DIRECTIONS:
Single out the lines that include the word "boys". Copy them.
--- Start DATA LINES ---
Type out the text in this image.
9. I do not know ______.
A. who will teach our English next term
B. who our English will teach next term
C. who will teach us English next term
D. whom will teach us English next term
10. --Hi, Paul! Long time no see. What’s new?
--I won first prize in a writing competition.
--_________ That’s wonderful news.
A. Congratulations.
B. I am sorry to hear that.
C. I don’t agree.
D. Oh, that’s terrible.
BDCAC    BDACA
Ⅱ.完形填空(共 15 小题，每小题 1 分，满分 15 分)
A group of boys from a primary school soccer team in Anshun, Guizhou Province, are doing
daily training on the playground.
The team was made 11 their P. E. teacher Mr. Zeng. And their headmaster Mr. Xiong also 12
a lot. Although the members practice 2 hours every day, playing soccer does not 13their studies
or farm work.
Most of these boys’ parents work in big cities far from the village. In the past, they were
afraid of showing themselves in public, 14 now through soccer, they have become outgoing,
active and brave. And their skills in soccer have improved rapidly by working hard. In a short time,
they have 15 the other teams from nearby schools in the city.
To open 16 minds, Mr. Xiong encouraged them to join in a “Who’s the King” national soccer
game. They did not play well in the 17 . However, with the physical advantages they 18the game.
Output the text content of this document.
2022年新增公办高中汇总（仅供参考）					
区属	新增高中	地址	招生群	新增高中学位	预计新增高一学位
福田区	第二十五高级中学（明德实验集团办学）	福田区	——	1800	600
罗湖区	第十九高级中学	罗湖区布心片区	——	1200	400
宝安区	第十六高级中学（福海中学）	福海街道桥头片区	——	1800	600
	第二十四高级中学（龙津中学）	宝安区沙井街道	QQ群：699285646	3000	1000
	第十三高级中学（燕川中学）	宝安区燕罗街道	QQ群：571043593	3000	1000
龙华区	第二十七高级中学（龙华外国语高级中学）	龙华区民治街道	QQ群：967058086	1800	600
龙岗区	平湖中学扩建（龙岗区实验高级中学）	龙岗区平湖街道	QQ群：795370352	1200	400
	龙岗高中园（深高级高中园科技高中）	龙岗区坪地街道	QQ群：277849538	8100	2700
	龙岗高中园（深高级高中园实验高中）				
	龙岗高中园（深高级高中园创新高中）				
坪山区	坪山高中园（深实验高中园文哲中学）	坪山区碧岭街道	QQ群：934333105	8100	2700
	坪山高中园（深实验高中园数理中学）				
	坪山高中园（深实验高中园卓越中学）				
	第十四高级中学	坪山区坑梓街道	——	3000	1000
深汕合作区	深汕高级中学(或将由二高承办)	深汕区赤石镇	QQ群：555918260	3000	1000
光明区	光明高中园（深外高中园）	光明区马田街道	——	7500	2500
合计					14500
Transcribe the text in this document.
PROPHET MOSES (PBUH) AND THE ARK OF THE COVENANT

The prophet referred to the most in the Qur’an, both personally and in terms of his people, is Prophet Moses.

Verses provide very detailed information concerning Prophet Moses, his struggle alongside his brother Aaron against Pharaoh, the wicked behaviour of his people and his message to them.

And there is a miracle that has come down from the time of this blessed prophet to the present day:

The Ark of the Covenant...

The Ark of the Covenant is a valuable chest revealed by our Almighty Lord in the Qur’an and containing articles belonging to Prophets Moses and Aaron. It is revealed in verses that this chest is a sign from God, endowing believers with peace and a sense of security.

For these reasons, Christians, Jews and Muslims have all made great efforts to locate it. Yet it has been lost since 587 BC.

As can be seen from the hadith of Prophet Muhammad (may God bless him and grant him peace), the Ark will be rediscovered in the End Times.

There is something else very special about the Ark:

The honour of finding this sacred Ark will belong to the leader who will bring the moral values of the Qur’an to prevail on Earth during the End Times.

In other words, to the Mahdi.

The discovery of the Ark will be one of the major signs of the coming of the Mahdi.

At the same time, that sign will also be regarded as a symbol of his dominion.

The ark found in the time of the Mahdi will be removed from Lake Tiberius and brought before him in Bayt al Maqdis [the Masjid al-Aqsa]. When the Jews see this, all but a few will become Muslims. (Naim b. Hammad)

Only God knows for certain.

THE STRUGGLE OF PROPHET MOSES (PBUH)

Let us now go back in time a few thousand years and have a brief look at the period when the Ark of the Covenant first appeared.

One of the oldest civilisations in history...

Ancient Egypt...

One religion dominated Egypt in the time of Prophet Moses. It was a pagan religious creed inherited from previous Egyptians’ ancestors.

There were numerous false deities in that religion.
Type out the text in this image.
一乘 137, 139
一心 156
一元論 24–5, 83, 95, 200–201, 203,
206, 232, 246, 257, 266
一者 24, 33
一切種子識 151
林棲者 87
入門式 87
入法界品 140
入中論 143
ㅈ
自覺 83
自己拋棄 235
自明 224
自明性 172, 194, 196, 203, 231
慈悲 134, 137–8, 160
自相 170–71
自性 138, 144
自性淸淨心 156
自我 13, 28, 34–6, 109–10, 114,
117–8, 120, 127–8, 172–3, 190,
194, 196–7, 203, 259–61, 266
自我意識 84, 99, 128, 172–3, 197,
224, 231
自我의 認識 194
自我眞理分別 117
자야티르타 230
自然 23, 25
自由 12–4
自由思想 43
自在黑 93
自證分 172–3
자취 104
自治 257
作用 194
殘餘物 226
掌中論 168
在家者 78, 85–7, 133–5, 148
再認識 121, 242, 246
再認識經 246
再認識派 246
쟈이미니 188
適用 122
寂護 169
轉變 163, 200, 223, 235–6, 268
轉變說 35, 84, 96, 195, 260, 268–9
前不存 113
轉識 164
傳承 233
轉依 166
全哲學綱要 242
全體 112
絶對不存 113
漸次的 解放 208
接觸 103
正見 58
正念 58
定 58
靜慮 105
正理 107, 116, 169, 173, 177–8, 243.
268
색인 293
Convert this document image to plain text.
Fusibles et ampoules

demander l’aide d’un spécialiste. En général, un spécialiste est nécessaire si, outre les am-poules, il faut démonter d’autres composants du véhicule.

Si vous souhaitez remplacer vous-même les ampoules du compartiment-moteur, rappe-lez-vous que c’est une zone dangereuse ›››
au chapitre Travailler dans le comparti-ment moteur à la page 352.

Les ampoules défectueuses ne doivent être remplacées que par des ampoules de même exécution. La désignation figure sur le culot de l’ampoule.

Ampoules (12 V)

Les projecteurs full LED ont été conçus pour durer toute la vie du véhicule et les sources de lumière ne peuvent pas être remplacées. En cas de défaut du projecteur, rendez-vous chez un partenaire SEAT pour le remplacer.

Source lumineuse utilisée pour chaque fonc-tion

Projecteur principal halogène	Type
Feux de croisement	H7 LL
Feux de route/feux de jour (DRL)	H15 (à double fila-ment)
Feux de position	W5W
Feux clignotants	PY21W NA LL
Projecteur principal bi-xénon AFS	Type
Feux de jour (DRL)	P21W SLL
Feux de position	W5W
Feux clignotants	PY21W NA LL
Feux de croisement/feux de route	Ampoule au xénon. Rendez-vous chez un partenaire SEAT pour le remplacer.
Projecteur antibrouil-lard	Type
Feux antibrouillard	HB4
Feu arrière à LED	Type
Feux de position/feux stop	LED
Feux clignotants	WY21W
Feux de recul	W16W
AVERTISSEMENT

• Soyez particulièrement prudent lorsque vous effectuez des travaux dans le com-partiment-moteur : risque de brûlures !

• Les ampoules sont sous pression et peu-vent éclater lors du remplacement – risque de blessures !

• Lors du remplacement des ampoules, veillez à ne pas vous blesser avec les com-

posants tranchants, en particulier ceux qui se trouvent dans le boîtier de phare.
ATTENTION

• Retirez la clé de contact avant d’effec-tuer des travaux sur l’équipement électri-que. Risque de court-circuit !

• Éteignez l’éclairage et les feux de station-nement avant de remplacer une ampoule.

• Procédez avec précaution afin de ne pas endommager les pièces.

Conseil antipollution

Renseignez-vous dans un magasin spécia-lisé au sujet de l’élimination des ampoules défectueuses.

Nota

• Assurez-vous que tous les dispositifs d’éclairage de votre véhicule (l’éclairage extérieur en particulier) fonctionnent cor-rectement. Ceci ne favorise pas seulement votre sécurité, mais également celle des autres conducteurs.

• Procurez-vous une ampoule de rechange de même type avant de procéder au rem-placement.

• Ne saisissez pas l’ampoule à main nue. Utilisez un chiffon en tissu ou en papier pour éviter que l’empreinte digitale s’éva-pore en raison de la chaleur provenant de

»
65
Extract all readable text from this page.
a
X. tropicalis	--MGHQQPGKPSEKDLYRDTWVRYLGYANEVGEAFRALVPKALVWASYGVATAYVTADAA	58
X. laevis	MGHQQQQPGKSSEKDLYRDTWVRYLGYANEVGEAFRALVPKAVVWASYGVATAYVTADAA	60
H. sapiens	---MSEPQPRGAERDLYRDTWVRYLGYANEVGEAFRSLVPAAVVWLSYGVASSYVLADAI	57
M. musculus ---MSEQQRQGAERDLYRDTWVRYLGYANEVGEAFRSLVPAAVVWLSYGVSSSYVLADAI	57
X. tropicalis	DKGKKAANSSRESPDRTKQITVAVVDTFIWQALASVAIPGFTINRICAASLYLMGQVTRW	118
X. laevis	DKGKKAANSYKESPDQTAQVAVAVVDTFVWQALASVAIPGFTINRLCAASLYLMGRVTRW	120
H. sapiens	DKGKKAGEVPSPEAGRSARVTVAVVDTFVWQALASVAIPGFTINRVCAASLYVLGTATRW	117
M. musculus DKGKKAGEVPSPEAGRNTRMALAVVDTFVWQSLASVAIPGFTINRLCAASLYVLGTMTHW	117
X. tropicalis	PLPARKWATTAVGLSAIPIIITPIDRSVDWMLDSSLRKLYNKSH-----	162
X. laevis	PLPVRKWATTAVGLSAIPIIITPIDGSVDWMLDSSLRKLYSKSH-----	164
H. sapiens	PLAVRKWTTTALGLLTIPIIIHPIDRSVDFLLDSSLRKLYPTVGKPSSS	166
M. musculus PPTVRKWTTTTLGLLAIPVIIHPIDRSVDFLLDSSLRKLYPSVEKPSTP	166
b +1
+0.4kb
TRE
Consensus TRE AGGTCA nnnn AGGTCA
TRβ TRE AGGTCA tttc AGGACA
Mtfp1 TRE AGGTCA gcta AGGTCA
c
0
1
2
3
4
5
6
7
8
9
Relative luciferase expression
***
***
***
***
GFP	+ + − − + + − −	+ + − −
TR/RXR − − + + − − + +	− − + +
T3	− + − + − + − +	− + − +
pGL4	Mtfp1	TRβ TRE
--- End DATA LINES ---
EXERCISE ANSWER:
A group of boys from a primary school soccer team in Anshun, Guizhou Province, are doing
Most of these boys’ parents work in big cities far from the village. In the past, they were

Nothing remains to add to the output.